(Figure record extracts)
◇ ◇ ◇ ◇

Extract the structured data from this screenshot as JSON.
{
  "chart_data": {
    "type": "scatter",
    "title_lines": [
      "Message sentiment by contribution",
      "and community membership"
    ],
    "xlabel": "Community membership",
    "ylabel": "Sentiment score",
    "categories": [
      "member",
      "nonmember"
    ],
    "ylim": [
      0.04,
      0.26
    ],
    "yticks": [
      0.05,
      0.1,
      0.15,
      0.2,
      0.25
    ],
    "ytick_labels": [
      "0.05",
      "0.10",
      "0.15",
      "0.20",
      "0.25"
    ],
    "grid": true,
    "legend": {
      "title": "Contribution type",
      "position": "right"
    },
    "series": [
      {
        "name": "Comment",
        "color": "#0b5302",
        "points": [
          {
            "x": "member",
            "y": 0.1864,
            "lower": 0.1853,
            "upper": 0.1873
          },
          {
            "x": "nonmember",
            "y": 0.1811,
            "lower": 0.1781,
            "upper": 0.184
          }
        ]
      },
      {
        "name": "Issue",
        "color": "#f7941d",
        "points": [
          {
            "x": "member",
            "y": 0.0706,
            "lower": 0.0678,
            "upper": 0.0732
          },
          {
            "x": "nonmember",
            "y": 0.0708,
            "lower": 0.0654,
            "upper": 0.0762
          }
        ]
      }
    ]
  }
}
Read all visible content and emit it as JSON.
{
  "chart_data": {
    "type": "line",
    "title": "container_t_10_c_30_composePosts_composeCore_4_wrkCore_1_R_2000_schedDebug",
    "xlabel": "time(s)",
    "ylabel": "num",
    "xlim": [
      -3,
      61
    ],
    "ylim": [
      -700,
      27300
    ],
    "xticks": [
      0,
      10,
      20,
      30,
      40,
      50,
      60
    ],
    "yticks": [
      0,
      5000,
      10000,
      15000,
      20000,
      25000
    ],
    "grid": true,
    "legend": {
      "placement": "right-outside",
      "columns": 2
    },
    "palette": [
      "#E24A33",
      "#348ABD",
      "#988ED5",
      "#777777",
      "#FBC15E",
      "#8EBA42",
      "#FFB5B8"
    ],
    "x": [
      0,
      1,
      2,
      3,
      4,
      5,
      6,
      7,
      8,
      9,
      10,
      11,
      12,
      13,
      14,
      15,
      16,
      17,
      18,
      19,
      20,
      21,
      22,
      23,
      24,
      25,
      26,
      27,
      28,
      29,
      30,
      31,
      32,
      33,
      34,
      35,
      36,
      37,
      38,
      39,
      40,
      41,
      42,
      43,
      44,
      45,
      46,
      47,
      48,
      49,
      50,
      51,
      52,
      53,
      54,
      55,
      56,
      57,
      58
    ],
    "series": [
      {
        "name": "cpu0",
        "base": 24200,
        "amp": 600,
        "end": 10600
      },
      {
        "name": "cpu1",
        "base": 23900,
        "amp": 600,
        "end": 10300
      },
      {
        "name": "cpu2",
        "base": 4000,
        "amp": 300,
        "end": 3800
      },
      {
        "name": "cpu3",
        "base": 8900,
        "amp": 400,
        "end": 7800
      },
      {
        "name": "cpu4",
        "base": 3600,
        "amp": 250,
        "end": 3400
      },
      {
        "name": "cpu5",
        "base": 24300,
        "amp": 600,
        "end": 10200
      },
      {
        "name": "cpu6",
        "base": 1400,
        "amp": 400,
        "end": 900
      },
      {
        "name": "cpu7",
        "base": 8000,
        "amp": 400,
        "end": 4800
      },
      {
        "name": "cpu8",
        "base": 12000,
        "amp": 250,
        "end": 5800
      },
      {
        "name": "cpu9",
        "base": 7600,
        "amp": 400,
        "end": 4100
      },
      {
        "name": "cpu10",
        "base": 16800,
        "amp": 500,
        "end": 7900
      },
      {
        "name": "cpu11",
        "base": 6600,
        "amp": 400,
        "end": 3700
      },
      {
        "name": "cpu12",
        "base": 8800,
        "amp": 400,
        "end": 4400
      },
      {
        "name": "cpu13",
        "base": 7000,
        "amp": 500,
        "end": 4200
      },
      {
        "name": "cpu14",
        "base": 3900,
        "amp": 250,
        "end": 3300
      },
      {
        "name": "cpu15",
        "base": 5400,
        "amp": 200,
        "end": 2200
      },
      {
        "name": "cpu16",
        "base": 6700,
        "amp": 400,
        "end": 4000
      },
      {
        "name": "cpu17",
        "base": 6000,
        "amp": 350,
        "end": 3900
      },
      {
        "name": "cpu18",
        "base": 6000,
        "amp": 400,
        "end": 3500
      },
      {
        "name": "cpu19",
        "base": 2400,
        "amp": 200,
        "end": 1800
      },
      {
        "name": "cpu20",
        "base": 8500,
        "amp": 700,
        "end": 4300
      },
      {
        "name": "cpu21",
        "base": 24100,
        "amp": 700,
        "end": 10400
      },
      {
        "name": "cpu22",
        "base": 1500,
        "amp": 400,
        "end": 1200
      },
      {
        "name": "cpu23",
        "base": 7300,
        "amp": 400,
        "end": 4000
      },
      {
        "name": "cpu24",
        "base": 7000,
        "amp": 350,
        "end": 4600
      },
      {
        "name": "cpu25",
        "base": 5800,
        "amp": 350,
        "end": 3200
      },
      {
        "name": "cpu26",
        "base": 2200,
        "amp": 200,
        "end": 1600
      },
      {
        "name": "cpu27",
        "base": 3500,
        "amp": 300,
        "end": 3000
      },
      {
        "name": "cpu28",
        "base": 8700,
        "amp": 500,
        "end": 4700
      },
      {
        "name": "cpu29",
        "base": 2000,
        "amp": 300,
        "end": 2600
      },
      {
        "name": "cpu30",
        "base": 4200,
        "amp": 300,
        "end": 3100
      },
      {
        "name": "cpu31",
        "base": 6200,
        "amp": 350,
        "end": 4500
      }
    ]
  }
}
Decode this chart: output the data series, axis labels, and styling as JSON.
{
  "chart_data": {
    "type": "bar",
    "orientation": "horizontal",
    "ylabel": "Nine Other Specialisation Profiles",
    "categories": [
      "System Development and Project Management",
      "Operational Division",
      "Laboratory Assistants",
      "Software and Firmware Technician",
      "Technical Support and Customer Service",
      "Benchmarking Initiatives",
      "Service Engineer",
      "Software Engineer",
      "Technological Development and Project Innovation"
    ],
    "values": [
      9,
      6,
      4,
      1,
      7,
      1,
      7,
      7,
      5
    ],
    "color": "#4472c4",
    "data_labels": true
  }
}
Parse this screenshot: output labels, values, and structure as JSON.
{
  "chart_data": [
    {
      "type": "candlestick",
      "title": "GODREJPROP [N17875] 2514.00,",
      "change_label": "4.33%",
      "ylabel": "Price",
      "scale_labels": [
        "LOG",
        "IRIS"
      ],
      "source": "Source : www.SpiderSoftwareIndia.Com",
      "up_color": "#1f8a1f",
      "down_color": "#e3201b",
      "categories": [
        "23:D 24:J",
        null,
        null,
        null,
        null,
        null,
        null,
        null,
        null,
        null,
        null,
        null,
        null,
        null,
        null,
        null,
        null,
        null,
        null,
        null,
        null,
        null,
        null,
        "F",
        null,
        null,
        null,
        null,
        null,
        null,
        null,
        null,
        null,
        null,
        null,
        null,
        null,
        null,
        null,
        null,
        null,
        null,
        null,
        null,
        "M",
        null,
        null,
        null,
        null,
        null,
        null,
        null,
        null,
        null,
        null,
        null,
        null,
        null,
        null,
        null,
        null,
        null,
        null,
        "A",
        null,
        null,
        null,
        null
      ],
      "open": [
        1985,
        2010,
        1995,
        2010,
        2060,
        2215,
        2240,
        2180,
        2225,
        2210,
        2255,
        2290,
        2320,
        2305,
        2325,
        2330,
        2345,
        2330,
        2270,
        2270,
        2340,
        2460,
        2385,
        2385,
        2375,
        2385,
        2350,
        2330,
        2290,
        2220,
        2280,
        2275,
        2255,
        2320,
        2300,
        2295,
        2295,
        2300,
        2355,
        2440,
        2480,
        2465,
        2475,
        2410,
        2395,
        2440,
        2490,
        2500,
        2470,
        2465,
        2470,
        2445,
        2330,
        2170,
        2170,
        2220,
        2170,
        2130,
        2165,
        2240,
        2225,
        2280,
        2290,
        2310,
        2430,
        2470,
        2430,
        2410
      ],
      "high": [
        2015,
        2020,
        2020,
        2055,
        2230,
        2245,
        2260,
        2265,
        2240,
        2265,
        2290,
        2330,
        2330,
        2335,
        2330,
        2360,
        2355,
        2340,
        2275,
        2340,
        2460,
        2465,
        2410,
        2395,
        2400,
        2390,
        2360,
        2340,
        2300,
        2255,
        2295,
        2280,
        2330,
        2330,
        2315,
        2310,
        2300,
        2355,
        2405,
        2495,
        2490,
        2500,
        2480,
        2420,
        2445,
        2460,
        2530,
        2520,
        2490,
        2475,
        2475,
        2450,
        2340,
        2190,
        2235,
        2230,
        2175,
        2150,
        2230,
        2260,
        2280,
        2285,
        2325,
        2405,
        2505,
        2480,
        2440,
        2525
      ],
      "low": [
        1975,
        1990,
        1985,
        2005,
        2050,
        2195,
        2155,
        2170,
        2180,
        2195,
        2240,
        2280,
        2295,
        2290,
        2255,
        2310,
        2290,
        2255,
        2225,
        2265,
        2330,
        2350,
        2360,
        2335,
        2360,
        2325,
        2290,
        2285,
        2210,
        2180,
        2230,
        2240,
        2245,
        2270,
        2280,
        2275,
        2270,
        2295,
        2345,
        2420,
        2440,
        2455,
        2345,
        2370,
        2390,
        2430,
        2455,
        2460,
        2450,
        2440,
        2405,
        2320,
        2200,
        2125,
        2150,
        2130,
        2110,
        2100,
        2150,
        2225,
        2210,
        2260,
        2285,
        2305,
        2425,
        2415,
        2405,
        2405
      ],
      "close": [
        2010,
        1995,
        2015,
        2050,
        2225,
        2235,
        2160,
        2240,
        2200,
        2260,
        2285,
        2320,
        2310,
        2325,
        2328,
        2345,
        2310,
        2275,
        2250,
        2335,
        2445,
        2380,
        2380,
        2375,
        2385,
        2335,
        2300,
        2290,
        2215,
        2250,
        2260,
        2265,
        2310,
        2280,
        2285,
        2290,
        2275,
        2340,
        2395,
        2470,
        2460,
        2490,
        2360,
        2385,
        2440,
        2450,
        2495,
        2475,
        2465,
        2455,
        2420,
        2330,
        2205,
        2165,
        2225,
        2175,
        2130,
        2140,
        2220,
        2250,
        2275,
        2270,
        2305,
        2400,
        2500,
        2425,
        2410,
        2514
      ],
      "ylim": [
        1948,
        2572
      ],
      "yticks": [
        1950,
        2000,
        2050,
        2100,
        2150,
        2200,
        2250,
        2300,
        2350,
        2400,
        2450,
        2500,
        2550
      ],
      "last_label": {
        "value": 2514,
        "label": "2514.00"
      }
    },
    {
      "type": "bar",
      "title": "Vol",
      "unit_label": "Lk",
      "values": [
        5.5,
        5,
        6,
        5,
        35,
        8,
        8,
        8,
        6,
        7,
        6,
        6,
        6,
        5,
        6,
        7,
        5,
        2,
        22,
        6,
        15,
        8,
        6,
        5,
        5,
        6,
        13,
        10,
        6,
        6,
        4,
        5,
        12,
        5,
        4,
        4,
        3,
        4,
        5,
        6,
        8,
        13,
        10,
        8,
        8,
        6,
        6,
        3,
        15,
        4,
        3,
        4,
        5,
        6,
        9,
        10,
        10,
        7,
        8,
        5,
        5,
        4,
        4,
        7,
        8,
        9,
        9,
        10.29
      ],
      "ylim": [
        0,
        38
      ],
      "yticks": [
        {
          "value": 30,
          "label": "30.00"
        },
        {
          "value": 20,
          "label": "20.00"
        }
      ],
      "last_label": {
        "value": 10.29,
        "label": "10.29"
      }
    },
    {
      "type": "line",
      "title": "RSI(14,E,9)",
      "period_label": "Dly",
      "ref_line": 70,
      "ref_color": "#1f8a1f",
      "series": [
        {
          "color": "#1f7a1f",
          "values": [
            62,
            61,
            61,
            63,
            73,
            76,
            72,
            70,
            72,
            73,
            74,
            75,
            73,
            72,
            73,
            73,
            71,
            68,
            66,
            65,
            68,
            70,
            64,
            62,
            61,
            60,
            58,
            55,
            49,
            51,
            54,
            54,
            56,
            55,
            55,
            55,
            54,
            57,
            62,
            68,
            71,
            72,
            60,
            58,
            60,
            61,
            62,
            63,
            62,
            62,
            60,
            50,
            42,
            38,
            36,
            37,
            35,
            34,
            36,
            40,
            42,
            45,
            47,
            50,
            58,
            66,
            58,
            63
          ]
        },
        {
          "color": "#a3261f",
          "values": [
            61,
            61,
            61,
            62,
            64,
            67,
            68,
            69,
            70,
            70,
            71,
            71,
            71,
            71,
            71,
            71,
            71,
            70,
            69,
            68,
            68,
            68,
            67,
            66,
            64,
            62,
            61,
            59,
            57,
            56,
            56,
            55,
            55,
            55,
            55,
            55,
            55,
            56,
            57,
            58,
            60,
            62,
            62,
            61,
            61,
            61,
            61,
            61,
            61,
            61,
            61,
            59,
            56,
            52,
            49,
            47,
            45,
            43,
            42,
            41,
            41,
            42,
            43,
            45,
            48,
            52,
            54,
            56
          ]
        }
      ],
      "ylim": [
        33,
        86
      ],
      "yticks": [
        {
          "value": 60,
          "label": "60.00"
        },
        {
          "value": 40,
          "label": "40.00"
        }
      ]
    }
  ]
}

◇ ◇ ◇ ◇

Written task: Copy out each line of the records that holds the string "Project".

Solution for this task:
      "System Development and Project Management",
      "Technological Development and Project Innovation"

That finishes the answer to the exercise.